** Begin DATA PROVIDED **

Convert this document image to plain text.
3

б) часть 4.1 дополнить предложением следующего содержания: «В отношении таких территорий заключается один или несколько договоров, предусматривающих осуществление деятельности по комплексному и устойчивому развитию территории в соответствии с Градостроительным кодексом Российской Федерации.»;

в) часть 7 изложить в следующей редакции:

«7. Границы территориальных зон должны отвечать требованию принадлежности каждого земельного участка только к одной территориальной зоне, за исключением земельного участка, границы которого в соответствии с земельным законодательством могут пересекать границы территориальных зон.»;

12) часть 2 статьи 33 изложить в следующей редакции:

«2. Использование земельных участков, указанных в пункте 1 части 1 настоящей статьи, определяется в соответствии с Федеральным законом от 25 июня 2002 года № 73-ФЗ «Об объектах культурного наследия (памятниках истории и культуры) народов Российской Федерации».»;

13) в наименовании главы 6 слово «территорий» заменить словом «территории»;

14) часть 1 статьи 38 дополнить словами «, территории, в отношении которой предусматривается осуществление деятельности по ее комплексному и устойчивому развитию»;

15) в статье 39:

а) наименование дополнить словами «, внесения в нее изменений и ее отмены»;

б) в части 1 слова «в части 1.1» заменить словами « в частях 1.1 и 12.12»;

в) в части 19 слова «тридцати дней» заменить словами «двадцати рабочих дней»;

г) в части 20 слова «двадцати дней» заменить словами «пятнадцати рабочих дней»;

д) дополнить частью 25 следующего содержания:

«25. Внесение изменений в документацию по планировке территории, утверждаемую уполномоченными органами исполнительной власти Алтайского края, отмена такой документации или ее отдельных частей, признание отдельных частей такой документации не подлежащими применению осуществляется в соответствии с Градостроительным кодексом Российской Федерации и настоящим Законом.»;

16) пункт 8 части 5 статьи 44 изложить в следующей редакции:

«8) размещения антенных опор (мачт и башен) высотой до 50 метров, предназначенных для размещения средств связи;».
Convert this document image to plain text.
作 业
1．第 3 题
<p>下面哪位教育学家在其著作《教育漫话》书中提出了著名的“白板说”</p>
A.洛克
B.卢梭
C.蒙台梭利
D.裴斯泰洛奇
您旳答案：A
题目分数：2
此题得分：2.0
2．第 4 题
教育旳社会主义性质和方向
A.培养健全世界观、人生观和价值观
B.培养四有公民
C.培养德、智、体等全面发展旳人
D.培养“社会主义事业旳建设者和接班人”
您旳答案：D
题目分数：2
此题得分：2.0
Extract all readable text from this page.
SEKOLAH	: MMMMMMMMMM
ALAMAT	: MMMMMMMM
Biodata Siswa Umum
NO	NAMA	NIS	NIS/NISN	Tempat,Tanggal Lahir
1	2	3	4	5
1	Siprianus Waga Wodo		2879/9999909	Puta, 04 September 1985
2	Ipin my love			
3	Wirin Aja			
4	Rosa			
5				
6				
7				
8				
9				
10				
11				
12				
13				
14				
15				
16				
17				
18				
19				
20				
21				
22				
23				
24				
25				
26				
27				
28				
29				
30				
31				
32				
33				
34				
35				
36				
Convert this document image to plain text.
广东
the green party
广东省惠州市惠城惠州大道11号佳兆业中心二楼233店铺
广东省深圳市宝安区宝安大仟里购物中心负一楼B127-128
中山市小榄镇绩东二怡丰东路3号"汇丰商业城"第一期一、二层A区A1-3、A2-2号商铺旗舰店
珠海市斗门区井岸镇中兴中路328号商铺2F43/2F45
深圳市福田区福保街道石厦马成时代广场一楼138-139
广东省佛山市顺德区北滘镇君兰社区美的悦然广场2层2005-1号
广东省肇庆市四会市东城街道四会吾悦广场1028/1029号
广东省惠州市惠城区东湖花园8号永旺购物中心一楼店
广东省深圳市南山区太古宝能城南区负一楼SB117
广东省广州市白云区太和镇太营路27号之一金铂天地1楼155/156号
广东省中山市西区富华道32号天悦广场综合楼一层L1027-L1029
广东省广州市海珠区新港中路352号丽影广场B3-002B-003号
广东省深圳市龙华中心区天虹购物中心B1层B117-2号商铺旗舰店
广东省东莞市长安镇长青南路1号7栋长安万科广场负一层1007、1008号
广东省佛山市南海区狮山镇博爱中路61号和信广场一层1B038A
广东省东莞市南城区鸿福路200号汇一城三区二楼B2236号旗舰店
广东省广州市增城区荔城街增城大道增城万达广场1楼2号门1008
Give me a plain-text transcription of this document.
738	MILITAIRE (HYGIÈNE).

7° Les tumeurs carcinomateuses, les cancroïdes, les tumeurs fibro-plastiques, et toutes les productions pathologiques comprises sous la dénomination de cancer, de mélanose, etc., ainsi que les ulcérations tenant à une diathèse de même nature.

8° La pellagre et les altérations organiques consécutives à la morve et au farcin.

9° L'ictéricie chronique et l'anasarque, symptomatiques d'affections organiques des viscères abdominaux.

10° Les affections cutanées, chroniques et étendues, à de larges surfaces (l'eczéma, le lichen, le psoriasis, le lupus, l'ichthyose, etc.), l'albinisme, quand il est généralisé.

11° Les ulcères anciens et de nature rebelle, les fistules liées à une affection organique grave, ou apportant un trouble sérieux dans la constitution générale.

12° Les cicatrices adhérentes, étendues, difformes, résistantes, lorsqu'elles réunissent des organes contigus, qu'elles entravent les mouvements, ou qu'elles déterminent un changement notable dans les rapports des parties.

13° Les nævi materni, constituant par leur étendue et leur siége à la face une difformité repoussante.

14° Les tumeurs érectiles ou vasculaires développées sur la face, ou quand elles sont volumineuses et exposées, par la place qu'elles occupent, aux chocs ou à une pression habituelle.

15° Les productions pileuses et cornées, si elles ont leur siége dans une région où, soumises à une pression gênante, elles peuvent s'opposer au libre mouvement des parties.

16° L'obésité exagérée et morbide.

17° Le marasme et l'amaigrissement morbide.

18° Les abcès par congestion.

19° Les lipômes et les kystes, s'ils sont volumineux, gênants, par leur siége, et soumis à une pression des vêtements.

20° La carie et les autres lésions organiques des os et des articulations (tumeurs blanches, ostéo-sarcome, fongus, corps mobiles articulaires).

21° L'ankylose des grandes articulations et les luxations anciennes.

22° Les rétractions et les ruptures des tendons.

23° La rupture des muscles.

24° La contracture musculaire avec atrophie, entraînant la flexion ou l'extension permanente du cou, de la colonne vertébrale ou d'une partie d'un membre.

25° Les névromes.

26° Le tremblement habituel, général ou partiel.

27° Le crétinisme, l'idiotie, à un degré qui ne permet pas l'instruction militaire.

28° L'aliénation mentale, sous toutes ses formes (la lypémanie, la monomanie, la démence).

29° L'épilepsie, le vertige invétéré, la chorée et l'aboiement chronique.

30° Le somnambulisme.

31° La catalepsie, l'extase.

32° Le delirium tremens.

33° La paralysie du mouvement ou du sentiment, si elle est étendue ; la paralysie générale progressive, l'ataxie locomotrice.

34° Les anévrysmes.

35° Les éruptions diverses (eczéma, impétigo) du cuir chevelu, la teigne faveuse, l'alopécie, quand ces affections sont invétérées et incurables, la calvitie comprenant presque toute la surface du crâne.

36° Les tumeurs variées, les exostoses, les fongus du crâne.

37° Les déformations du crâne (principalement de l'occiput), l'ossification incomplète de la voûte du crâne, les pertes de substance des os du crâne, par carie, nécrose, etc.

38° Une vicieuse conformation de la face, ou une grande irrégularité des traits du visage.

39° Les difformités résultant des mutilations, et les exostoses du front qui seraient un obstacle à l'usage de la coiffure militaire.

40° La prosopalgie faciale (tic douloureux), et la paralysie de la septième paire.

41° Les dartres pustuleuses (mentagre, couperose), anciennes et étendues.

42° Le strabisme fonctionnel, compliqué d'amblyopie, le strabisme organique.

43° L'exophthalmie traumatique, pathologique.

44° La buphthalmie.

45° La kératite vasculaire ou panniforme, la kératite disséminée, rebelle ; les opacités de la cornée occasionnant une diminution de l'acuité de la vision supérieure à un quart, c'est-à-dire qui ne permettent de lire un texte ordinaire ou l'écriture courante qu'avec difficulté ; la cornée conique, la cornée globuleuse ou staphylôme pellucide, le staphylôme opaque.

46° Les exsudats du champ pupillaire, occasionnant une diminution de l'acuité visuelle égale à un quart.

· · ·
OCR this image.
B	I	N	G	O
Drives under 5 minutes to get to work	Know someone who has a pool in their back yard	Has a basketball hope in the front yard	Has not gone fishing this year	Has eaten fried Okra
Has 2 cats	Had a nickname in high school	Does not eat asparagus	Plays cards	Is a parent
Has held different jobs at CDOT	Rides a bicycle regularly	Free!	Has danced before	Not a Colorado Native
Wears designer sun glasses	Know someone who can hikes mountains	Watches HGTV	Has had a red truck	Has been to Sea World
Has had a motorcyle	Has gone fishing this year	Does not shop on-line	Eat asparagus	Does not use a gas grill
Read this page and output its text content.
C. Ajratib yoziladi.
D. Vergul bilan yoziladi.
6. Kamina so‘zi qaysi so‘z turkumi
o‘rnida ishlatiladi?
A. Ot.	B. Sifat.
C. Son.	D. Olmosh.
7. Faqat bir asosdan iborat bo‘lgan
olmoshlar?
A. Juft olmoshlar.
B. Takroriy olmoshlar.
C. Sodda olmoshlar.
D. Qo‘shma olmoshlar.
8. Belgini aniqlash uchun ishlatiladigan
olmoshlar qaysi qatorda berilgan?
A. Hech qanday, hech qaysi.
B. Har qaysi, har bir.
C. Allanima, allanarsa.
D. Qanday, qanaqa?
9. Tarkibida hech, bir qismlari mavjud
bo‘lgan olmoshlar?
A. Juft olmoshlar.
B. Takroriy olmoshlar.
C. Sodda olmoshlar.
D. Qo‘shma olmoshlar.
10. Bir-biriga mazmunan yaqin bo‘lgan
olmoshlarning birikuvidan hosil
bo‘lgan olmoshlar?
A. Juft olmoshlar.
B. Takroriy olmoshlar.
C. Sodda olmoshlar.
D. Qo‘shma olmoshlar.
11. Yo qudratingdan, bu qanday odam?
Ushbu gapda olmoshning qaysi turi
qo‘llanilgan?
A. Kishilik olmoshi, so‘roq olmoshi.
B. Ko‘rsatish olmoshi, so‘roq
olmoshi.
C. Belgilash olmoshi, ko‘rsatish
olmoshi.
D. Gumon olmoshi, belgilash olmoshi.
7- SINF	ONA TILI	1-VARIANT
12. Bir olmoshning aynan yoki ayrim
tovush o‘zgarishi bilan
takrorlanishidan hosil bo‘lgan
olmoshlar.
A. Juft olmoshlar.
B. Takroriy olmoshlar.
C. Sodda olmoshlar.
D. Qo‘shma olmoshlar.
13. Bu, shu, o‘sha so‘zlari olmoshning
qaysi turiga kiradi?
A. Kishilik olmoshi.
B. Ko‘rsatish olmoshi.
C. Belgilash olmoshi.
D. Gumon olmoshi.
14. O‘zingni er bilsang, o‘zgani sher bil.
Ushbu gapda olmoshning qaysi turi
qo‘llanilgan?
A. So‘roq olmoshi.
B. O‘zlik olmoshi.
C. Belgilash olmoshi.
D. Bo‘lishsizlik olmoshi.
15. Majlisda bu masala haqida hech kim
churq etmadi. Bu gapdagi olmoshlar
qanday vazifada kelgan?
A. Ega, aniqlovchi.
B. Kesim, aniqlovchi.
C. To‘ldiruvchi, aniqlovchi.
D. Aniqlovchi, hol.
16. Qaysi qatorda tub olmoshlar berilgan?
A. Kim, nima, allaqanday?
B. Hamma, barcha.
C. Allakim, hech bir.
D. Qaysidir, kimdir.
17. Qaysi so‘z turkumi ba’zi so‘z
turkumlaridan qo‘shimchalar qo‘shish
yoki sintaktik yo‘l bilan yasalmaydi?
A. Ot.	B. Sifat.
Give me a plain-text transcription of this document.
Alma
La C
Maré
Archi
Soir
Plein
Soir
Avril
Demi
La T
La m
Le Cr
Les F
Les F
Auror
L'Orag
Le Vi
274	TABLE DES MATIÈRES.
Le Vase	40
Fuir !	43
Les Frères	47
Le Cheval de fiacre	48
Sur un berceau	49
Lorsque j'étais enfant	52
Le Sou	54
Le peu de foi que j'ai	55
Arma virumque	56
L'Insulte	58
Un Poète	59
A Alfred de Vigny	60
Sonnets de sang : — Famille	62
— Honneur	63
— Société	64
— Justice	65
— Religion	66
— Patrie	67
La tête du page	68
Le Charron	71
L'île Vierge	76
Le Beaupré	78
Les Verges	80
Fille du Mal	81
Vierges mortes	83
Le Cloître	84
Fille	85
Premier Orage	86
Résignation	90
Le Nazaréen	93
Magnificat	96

** End DATA PROVIDED **

→ **DIRECTIONS**:
Determine how many lines in the listing above hold the string "exostoses", then write only the number.

→ **TASK ANSWER**:
2